SHORT PROBLEM –
Show all lines holding the string "JSON".

(Figure contents as structured data)
——————————
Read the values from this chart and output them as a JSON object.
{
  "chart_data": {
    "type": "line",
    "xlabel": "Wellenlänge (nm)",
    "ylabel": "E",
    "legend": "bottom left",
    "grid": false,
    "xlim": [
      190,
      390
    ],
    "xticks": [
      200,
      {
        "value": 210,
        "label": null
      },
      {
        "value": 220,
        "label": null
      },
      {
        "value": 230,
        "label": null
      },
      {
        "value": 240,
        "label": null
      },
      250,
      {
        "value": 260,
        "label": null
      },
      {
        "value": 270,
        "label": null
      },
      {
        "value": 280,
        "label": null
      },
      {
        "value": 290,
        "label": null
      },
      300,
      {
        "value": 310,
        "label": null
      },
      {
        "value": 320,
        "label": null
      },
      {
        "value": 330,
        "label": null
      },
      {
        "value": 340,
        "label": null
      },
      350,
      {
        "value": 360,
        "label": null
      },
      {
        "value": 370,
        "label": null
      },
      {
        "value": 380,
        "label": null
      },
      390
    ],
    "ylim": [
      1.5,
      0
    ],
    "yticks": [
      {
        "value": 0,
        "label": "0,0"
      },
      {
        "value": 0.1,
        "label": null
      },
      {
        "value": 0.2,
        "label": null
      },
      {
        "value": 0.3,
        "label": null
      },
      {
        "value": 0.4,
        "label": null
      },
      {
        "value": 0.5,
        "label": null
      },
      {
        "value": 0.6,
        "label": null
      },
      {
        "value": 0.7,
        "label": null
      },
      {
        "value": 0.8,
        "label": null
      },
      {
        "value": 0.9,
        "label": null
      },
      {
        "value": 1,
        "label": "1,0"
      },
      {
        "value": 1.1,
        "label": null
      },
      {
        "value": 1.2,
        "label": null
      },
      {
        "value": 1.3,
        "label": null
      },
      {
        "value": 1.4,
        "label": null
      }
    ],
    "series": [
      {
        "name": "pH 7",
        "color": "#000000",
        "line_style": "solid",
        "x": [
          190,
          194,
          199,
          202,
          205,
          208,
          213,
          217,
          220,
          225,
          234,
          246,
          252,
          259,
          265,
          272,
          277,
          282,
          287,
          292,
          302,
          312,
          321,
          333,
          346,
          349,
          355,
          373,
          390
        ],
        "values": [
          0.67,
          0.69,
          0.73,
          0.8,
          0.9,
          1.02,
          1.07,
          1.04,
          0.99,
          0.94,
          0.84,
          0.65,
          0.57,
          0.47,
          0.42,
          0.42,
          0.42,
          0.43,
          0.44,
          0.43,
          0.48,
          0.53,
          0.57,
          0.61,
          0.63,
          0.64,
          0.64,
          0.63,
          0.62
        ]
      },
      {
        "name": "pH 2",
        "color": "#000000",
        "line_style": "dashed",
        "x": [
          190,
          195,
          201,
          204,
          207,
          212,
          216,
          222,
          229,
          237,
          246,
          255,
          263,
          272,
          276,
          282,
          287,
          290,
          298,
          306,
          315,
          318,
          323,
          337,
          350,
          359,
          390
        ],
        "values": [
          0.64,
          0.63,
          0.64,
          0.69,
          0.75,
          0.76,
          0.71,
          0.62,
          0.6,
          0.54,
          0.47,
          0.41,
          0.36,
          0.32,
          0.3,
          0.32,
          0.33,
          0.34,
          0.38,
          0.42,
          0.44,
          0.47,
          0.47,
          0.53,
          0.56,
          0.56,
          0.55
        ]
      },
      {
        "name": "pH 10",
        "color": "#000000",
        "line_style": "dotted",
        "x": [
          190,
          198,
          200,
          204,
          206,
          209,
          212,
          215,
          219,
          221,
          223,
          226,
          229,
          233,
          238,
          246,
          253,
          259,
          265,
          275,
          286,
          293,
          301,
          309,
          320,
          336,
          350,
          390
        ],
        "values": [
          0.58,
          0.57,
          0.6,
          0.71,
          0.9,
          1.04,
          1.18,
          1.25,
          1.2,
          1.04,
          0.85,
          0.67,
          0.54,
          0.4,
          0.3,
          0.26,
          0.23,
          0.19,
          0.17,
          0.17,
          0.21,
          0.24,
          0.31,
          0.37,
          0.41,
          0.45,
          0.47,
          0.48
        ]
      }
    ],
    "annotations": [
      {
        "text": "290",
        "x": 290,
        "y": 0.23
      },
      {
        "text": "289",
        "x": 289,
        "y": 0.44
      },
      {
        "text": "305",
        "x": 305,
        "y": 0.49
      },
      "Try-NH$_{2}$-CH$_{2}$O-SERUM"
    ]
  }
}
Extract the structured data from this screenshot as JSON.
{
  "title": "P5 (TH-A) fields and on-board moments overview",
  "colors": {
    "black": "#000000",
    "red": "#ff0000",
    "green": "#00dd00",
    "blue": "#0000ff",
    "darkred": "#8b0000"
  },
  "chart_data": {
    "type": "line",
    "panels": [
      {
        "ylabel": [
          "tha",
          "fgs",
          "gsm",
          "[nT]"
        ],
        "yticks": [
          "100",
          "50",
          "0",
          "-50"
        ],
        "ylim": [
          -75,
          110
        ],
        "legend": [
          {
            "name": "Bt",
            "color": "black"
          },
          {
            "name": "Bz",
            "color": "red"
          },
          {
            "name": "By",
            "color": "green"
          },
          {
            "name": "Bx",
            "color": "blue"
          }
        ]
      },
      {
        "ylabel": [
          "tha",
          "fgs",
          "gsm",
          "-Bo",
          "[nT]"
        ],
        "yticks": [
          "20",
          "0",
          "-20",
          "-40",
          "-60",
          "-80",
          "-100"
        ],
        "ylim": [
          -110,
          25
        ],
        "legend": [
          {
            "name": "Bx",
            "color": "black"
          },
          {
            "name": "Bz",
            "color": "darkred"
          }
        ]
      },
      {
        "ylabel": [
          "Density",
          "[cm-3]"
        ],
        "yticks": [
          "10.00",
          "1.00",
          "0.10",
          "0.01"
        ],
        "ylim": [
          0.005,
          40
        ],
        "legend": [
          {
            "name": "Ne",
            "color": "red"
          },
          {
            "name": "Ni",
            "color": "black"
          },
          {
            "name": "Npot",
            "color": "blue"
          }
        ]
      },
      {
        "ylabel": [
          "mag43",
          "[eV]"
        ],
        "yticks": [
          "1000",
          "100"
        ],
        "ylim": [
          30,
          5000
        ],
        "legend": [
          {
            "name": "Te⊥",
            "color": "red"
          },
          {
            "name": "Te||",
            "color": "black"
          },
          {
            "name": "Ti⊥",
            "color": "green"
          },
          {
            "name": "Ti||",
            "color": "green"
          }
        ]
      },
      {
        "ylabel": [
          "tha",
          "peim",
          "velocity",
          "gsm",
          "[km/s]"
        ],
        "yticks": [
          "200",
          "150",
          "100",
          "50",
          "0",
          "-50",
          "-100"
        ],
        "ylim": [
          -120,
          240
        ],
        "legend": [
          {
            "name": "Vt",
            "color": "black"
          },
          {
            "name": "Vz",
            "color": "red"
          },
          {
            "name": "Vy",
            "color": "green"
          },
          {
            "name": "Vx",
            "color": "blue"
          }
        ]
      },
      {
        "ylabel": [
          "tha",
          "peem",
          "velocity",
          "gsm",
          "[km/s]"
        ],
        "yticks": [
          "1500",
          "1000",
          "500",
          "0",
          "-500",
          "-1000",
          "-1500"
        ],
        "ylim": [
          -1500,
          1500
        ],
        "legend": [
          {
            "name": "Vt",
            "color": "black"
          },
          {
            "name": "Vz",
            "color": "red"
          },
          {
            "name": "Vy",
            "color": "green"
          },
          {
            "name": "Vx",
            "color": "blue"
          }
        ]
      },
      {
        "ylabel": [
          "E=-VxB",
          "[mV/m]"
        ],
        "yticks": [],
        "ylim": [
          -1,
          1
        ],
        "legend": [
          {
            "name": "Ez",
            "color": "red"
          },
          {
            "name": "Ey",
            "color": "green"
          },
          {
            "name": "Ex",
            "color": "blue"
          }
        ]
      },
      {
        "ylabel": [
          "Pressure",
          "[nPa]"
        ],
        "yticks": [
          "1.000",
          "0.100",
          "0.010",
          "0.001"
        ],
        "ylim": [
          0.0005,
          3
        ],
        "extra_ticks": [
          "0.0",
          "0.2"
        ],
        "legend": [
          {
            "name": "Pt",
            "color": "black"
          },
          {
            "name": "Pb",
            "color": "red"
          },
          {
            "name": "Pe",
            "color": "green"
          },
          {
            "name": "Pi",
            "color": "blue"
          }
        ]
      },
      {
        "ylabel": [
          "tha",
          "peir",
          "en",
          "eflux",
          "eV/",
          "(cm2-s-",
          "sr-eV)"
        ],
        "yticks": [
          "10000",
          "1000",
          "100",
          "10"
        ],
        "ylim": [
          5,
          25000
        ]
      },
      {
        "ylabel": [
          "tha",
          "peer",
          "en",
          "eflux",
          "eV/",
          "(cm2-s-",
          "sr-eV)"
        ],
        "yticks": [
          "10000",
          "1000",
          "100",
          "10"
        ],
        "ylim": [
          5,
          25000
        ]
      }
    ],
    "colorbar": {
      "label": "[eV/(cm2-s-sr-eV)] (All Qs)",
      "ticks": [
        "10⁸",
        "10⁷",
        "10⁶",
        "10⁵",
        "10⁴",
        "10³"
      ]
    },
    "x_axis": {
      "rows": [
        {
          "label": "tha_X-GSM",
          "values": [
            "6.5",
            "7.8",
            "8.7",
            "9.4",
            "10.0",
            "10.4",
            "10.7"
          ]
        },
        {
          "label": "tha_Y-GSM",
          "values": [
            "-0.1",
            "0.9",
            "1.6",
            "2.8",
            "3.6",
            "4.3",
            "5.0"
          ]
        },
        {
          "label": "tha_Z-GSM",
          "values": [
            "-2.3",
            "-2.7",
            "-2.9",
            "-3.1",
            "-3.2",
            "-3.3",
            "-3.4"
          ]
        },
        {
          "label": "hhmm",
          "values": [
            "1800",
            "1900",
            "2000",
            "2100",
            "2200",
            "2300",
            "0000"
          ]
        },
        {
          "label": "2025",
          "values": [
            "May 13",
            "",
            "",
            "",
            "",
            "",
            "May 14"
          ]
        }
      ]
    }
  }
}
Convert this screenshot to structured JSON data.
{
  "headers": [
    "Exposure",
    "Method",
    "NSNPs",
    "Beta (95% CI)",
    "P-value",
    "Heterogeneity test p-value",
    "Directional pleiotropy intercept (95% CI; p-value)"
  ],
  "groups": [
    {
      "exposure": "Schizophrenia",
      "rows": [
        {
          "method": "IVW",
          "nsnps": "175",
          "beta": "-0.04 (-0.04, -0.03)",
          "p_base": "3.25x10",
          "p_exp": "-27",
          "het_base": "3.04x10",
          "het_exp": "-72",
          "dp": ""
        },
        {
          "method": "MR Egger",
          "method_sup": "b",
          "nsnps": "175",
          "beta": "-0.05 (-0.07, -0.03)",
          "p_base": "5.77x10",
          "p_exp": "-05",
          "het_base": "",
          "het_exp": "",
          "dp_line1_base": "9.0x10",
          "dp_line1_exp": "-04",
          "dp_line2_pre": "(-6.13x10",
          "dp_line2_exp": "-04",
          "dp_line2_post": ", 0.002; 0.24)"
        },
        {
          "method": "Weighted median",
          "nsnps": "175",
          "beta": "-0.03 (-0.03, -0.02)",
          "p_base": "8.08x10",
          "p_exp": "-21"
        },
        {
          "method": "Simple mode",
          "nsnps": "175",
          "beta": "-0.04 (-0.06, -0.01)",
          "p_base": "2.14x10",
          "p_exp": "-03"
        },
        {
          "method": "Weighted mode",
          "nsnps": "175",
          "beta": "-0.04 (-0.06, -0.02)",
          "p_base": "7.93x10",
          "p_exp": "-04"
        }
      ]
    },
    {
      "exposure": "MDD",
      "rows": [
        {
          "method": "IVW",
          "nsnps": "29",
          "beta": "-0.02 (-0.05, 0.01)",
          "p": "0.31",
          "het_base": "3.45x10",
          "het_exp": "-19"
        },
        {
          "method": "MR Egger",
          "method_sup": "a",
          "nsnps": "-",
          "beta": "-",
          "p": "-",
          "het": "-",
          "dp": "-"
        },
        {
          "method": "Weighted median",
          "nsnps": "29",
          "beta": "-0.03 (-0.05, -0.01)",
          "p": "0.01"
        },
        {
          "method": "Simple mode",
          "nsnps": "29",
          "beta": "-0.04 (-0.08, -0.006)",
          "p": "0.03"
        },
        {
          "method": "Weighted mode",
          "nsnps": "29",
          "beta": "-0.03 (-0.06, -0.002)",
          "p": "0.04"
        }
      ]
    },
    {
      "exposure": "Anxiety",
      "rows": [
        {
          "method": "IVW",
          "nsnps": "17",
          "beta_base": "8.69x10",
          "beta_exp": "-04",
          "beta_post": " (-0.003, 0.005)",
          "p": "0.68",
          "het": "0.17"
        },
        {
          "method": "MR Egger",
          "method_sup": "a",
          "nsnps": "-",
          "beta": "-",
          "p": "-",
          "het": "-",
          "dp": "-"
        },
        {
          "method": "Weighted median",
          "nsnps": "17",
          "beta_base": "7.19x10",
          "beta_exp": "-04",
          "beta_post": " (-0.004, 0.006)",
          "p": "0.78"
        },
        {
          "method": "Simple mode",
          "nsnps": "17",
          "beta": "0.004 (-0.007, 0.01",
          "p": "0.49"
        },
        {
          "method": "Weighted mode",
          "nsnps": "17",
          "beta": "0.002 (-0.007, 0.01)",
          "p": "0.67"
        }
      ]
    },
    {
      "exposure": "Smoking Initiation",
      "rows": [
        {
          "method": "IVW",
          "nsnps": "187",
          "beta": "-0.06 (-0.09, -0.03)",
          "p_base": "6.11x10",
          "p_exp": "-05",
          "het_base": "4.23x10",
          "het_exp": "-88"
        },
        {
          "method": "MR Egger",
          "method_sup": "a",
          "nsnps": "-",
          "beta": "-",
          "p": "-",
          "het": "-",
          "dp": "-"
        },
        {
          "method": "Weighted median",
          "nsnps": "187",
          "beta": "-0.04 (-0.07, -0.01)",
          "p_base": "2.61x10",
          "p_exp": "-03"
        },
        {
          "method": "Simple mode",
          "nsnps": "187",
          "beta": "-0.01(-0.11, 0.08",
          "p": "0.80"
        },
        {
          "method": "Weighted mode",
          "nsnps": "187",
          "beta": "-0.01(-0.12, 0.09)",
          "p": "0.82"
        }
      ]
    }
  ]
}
——————————
SOLUTION TO THIS TASK –
Read the values from this chart and output them as a JSON object.
Extract the structured data from this screenshot as JSON.
Convert this screenshot to structured JSON data.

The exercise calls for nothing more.